Pick out the lines below that contain the string "this" and copy them all.

▶ [AVAILABLE RECORDS]
»»
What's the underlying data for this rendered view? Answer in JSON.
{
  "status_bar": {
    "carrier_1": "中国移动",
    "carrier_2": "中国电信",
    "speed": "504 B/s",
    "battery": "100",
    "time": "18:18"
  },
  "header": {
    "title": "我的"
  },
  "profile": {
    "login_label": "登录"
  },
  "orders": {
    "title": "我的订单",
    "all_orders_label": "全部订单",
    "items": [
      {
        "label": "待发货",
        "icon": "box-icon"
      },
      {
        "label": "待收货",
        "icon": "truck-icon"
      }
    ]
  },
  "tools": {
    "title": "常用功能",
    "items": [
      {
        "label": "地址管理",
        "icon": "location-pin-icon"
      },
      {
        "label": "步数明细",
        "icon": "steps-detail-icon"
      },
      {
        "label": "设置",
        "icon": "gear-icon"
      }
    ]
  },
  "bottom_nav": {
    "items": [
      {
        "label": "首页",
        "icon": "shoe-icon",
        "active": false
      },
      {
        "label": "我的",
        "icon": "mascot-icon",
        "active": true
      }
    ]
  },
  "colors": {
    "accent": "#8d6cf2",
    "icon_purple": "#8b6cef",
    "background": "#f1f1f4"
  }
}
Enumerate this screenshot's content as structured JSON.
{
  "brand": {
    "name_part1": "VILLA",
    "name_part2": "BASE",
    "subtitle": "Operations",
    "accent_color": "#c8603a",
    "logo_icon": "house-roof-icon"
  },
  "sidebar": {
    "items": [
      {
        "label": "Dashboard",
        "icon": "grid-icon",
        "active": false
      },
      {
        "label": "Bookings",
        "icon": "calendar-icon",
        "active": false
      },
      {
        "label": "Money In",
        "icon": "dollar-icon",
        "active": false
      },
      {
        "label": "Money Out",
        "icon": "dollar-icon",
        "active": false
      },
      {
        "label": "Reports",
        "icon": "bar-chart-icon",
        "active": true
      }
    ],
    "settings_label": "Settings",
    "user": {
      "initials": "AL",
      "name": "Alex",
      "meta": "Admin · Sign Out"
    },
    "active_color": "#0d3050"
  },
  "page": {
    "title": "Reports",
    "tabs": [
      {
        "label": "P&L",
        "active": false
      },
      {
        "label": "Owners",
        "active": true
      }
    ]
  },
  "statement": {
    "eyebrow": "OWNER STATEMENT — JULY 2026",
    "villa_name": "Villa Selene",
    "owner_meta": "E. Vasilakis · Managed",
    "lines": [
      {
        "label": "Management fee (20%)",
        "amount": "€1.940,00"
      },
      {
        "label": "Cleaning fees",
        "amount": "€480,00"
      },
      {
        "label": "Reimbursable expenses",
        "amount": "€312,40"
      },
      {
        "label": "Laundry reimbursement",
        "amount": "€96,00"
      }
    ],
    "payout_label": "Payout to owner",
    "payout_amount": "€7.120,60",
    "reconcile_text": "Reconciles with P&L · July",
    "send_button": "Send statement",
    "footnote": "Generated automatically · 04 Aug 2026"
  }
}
««
▶ [OUTPUT]
What's the underlying data for this rendered view? Answer in JSON.
Enumerate this screenshot's content as structured JSON.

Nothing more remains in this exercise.